■ Aim: Write each record again exactly as it stands.

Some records
• • • • •

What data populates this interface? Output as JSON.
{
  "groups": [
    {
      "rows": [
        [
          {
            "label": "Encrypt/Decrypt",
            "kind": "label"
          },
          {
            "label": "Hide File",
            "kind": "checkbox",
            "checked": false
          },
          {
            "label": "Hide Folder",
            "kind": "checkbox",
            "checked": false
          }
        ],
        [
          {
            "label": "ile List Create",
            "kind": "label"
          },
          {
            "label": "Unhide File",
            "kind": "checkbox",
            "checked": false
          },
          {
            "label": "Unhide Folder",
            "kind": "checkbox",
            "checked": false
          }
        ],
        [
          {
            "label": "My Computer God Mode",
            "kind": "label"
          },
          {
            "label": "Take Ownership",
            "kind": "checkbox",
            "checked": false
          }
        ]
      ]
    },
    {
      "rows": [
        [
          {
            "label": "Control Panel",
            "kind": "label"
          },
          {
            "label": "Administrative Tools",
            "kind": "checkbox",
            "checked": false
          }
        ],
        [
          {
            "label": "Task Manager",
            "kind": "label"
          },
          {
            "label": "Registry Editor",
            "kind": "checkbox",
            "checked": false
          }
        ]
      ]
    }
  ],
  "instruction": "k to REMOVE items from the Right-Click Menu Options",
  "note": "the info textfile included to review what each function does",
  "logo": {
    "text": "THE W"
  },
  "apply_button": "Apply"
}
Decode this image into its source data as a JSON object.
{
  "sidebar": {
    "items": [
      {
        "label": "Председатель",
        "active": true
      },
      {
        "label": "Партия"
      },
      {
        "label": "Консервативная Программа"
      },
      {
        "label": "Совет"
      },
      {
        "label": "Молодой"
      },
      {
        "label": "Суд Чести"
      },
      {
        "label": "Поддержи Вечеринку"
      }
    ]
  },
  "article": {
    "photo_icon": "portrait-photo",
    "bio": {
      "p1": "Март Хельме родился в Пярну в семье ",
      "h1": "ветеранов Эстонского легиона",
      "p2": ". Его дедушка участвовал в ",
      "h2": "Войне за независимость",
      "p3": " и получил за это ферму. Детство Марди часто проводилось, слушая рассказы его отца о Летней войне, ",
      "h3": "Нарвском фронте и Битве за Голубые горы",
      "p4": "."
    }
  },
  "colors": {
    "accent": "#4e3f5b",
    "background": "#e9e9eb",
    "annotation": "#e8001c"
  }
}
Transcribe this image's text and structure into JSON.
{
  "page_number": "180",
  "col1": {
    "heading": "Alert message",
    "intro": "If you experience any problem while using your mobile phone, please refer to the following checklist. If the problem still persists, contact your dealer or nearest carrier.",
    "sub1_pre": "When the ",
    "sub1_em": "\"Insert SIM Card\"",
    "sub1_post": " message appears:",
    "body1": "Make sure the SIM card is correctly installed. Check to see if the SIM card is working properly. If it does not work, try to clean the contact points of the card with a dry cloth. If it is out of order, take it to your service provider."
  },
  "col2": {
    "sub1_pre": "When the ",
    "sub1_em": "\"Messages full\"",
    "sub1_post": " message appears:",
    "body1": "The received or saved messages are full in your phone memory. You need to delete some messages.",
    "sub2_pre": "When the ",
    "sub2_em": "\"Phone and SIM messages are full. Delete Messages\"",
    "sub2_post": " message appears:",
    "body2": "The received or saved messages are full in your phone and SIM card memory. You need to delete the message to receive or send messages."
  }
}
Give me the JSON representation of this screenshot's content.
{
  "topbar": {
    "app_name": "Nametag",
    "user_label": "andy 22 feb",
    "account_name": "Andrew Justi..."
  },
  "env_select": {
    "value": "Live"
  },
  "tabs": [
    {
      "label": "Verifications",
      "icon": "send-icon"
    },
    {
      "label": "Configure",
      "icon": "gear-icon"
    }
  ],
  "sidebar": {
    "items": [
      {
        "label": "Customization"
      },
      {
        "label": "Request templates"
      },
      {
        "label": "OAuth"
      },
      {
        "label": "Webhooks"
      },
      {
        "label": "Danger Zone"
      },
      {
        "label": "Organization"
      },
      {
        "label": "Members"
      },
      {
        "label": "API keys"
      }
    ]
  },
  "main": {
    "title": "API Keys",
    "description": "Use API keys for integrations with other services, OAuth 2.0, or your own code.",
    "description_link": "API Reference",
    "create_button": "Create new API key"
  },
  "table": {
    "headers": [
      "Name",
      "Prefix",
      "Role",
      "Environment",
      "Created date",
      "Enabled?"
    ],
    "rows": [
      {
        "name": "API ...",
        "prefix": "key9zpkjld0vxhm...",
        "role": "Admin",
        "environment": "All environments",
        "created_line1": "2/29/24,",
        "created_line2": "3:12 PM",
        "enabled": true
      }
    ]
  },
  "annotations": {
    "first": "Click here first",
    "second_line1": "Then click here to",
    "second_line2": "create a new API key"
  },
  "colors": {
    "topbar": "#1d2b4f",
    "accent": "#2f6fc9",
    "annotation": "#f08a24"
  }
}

• • • • •

■ Full output:
What data populates this interface? Output as JSON.
{
  "groups": [
    {
      "rows": [
        [
          {
            "label": "Encrypt/Decrypt",
            "kind": "label"
          },
          {
            "label": "Hide File",
            "kind": "checkbox",
            "checked": false
          },
          {
            "label": "Hide Folder",
            "kind": "checkbox",
            "checked": false
          }
        ],
        [
          {
            "label": "ile List Create",
            "kind": "label"
          },
          {
            "label": "Unhide File",
            "kind": "checkbox",
            "checked": false
          },
          {
            "label": "Unhide Folder",
            "kind": "checkbox",
            "checked": false
          }
        ],
        [
          {
            "label": "My Computer God Mode",
            "kind": "label"
          },
          {
            "label": "Take Ownership",
            "kind": "checkbox",
            "checked": false
          }
        ]
      ]
    },
    {
      "rows": [
        [
          {
            "label": "Control Panel",
            "kind": "label"
          },
          {
            "label": "Administrative Tools",
            "kind": "checkbox",
            "checked": false
          }
        ],
        [
          {
            "label": "Task Manager",
            "kind": "label"
          },
          {
            "label": "Registry Editor",
            "kind": "checkbox",
            "checked": false
          }
        ]
      ]
    }
  ],
  "instruction": "k to REMOVE items from the Right-Click Menu Options",
  "note": "the info textfile included to review what each function does",
  "logo": {
    "text": "THE W"
  },
  "apply_button": "Apply"
}
Decode this image into its source data as a JSON object.
{
  "sidebar": {
    "items": [
      {
        "label": "Председатель",
        "active": true
      },
      {
        "label": "Партия"
      },
      {
        "label": "Консервативная Программа"
      },
      {
        "label": "Совет"
      },
      {
        "label": "Молодой"
      },
      {
        "label": "Суд Чести"
      },
      {
        "label": "Поддержи Вечеринку"
      }
    ]
  },
  "article": {
    "photo_icon": "portrait-photo",
    "bio": {
      "p1": "Март Хельме родился в Пярну в семье ",
      "h1": "ветеранов Эстонского легиона",
      "p2": ". Его дедушка участвовал в ",
      "h2": "Войне за независимость",
      "p3": " и получил за это ферму. Детство Марди часто проводилось, слушая рассказы его отца о Летней войне, ",
      "h3": "Нарвском фронте и Битве за Голубые горы",
      "p4": "."
    }
  },
  "colors": {
    "accent": "#4e3f5b",
    "background": "#e9e9eb",
    "annotation": "#e8001c"
  }
}
Transcribe this image's text and structure into JSON.
{
  "page_number": "180",
  "col1": {
    "heading": "Alert message",
    "intro": "If you experience any problem while using your mobile phone, please refer to the following checklist. If the problem still persists, contact your dealer or nearest carrier.",
    "sub1_pre": "When the ",
    "sub1_em": "\"Insert SIM Card\"",
    "sub1_post": " message appears:",
    "body1": "Make sure the SIM card is correctly installed. Check to see if the SIM card is working properly. If it does not work, try to clean the contact points of the card with a dry cloth. If it is out of order, take it to your service provider."
  },
  "col2": {
    "sub1_pre": "When the ",
    "sub1_em": "\"Messages full\"",
    "sub1_post": " message appears:",
    "body1": "The received or saved messages are full in your phone memory. You need to delete some messages.",
    "sub2_pre": "When the ",
    "sub2_em": "\"Phone and SIM messages are full. Delete Messages\"",
    "sub2_post": " message appears:",
    "body2": "The received or saved messages are full in your phone and SIM card memory. You need to delete the message to receive or send messages."
  }
}
Give me the JSON representation of this screenshot's content.
{
  "topbar": {
    "app_name": "Nametag",
    "user_label": "andy 22 feb",
    "account_name": "Andrew Justi..."
  },
  "env_select": {
    "value": "Live"
  },
  "tabs": [
    {
      "label": "Verifications",
      "icon": "send-icon"
    },
    {
      "label": "Configure",
      "icon": "gear-icon"
    }
  ],
  "sidebar": {
    "items": [
      {
        "label": "Customization"
      },
      {
        "label": "Request templates"
      },
      {
        "label": "OAuth"
      },
      {
        "label": "Webhooks"
      },
      {
        "label": "Danger Zone"
      },
      {
        "label": "Organization"
      },
      {
        "label": "Members"
      },
      {
        "label": "API keys"
      }
    ]
  },
  "main": {
    "title": "API Keys",
    "description": "Use API keys for integrations with other services, OAuth 2.0, or your own code.",
    "description_link": "API Reference",
    "create_button": "Create new API key"
  },
  "table": {
    "headers": [
      "Name",
      "Prefix",
      "Role",
      "Environment",
      "Created date",
      "Enabled?"
    ],
    "rows": [
      {
        "name": "API ...",
        "prefix": "key9zpkjld0vxhm...",
        "role": "Admin",
        "environment": "All environments",
        "created_line1": "2/29/24,",
        "created_line2": "3:12 PM",
        "enabled": true
      }
    ]
  },
  "annotations": {
    "first": "Click here first",
    "second_line1": "Then click here to",
    "second_line2": "create a new API key"
  },
  "colors": {
    "topbar": "#1d2b4f",
    "accent": "#2f6fc9",
    "annotation": "#f08a24"
  }
}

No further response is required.